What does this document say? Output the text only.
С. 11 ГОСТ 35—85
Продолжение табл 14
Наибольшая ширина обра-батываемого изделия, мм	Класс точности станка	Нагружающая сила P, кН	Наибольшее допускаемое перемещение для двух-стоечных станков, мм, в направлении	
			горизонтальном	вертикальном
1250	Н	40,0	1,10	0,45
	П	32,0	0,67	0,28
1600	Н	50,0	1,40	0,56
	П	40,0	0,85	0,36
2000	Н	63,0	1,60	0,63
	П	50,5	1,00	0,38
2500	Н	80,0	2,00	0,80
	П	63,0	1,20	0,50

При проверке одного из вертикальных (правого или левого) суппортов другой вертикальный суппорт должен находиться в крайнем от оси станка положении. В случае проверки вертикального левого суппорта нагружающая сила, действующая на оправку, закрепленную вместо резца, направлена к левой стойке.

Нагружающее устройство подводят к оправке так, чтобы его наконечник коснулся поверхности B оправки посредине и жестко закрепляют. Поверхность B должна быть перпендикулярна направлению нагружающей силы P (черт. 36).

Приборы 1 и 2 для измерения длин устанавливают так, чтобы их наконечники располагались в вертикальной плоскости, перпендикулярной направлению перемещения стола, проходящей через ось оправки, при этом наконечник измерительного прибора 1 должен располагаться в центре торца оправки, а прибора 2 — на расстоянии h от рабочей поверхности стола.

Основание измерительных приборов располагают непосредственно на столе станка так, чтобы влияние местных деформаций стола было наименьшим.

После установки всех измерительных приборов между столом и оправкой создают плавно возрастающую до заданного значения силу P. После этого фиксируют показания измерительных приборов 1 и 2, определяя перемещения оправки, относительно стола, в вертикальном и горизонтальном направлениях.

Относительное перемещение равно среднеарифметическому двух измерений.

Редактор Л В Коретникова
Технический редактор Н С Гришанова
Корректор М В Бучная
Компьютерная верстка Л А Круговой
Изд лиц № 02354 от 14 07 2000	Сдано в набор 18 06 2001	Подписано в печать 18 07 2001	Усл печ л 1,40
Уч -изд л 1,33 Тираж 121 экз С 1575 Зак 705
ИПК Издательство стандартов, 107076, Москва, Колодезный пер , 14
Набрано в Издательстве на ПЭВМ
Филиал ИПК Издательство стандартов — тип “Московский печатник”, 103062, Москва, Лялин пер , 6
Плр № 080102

※

* [Exercise requirements]
Track down the lines that include the word "перемещение" and copy them.

* [Written answer]
Наибольшая ширина обра-батываемого изделия, мм	Класс точности станка	Нагружающая сила P, кН	Наибольшее допускаемое перемещение для двух-стоечных станков, мм, в направлении	
Относительное перемещение равно среднеарифметическому двух измерений.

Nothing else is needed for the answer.